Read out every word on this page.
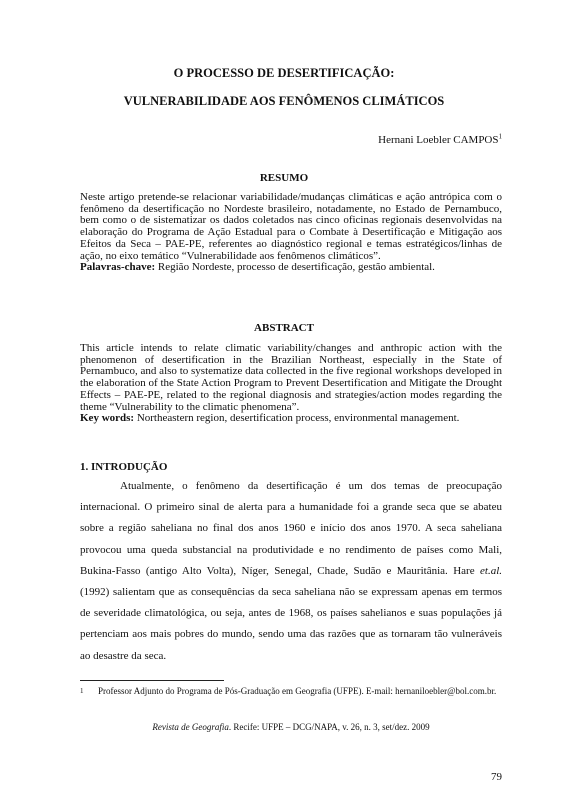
O PROCESSO DE DESERTIFICAÇÃO:
VULNERABILIDADE AOS FENÔMENOS CLIMÁTICOS
Hernani Loebler CAMPOS$^1$
RESUMO

Neste artigo pretende-se relacionar variabilidade/mudanças climáticas e ação antrópica com o fenômeno da desertificação no Nordeste brasileiro, notadamente, no Estado de Pernambuco, bem como o de sistematizar os dados coletados nas cinco oficinas regionais desenvolvidas na elaboração do Programa de Ação Estadual para o Combate à Desertificação e Mitigação aos Efeitos da Seca – PAE-PE, referentes ao diagnóstico regional e temas estratégicos/linhas de ação, no eixo temático “Vulnerabilidade aos fenômenos climáticos”.
Palavras-chave: Região Nordeste, processo de desertificação, gestão ambiental.

ABSTRACT

This article intends to relate climatic variability/changes and anthropic action with the phenomenon of desertification in the Brazilian Northeast, especially in the State of Pernambuco, and also to systematize data collected in the five regional workshops developed in the elaboration of the State Action Program to Prevent Desertification and Mitigate the Drought Effects – PAE-PE, related to the regional diagnosis and strategies/action modes regarding the theme “Vulnerability to the climatic phenomena”.
Key words: Northeastern region, desertification process, environmental management.

1. INTRODUÇÃO

Atualmente, o fenômeno da desertificação é um dos temas de preocupação internacional. O primeiro sinal de alerta para a humanidade foi a grande seca que se abateu sobre a região saheliana no final dos anos 1960 e início dos anos 1970. A seca saheliana provocou uma queda substancial na produtividade e no rendimento de países como Mali, Bukina-Fasso (antigo Alto Volta), Níger, Senegal, Chade, Sudão e Mauritânia. Hare et.al. (1992) salientam que as consequências da seca saheliana não se expressam apenas em termos de severidade climatológica, ou seja, antes de 1968, os países sahelianos e suas populações já pertenciam aos mais pobres do mundo, sendo uma das razões que as tornaram tão vulneráveis ao desastre da seca.

1 Professor Adjunto do Programa de Pós-Graduação em Geografia (UFPE). E-mail: hernaniloebler@bol.com.br.
Revista de Geografia. Recife: UFPE – DCG/NAPA, v. 26, n. 3, set/dez. 2009
79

═══

> _Problem_
Write out each line again precisely as it appears, skipping every picture.

> _Solution for this problem_
Read out every word on this page.
O PROCESSO DE DESERTIFICAÇÃO:
VULNERABILIDADE AOS FENÔMENOS CLIMÁTICOS
Hernani Loebler CAMPOS$^1$
RESUMO

Neste artigo pretende-se relacionar variabilidade/mudanças climáticas e ação antrópica com o fenômeno da desertificação no Nordeste brasileiro, notadamente, no Estado de Pernambuco, bem como o de sistematizar os dados coletados nas cinco oficinas regionais desenvolvidas na elaboração do Programa de Ação Estadual para o Combate à Desertificação e Mitigação aos Efeitos da Seca – PAE-PE, referentes ao diagnóstico regional e temas estratégicos/linhas de ação, no eixo temático “Vulnerabilidade aos fenômenos climáticos”.
Palavras-chave: Região Nordeste, processo de desertificação, gestão ambiental.

ABSTRACT

This article intends to relate climatic variability/changes and anthropic action with the phenomenon of desertification in the Brazilian Northeast, especially in the State of Pernambuco, and also to systematize data collected in the five regional workshops developed in the elaboration of the State Action Program to Prevent Desertification and Mitigate the Drought Effects – PAE-PE, related to the regional diagnosis and strategies/action modes regarding the theme “Vulnerability to the climatic phenomena”.
Key words: Northeastern region, desertification process, environmental management.

1. INTRODUÇÃO

Atualmente, o fenômeno da desertificação é um dos temas de preocupação internacional. O primeiro sinal de alerta para a humanidade foi a grande seca que se abateu sobre a região saheliana no final dos anos 1960 e início dos anos 1970. A seca saheliana provocou uma queda substancial na produtividade e no rendimento de países como Mali, Bukina-Fasso (antigo Alto Volta), Níger, Senegal, Chade, Sudão e Mauritânia. Hare et.al. (1992) salientam que as consequências da seca saheliana não se expressam apenas em termos de severidade climatológica, ou seja, antes de 1968, os países sahelianos e suas populações já pertenciam aos mais pobres do mundo, sendo uma das razões que as tornaram tão vulneráveis ao desastre da seca.

1 Professor Adjunto do Programa de Pós-Graduação em Geografia (UFPE). E-mail: hernaniloebler@bol.com.br.
Revista de Geografia. Recife: UFPE – DCG/NAPA, v. 26, n. 3, set/dez. 2009
79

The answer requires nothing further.